## Challenge
The records below are to be copied word for word, with every picture left out.
※
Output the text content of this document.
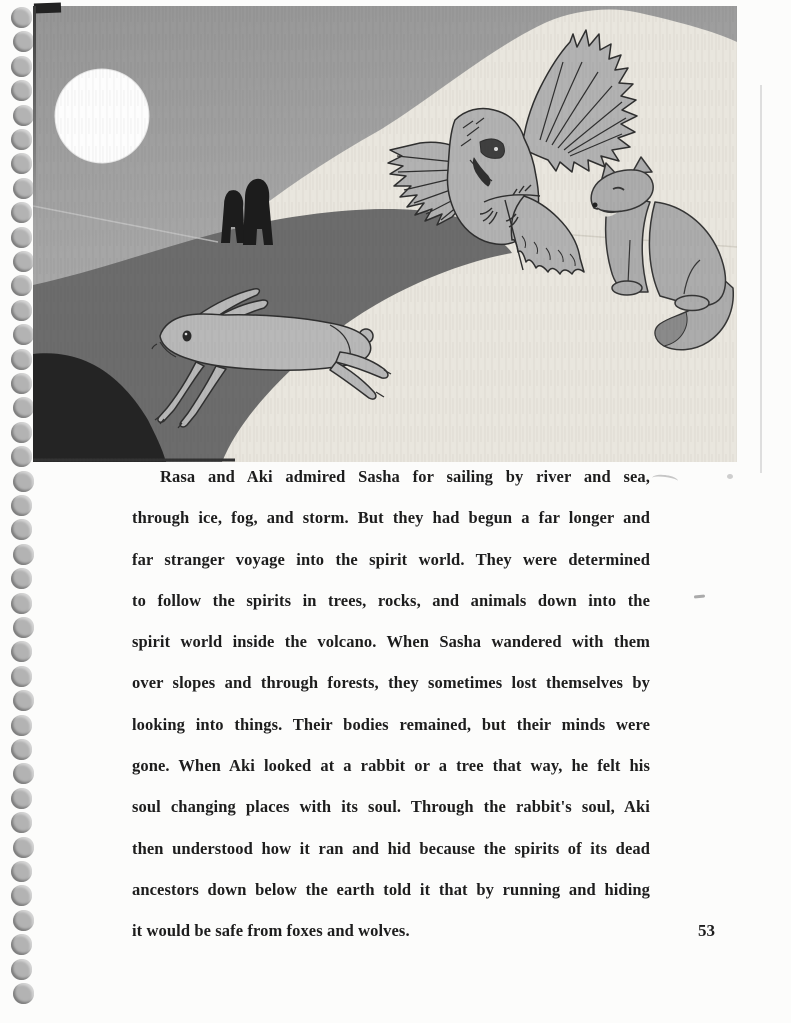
Rasa and Aki admired Sasha for sailing by river and sea,
through ice, fog, and storm. But they had begun a far longer and
far stranger voyage into the spirit world. They were determined
to follow the spirits in trees, rocks, and animals down into the
spirit world inside the volcano. When Sasha wandered with them
over slopes and through forests, they sometimes lost themselves by
looking into things. Their bodies remained, but their minds were
gone. When Aki looked at a rabbit or a tree that way, he felt his
soul changing places with its soul. Through the rabbit's soul, Aki
then understood how it ran and hid because the spirits of its dead
ancestors down below the earth told it that by running and hiding
it would be safe from foxes and wolves.	53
※
## Task solution
Output the text content of this document.
Rasa and Aki admired Sasha for sailing by river and sea,
through ice, fog, and storm. But they had begun a far longer and
far stranger voyage into the spirit world. They were determined
to follow the spirits in trees, rocks, and animals down into the
spirit world inside the volcano. When Sasha wandered with them
over slopes and through forests, they sometimes lost themselves by
looking into things. Their bodies remained, but their minds were
gone. When Aki looked at a rabbit or a tree that way, he felt his
soul changing places with its soul. Through the rabbit's soul, Aki
then understood how it ran and hid because the spirits of its dead
ancestors down below the earth told it that by running and hiding
it would be safe from foxes and wolves.	53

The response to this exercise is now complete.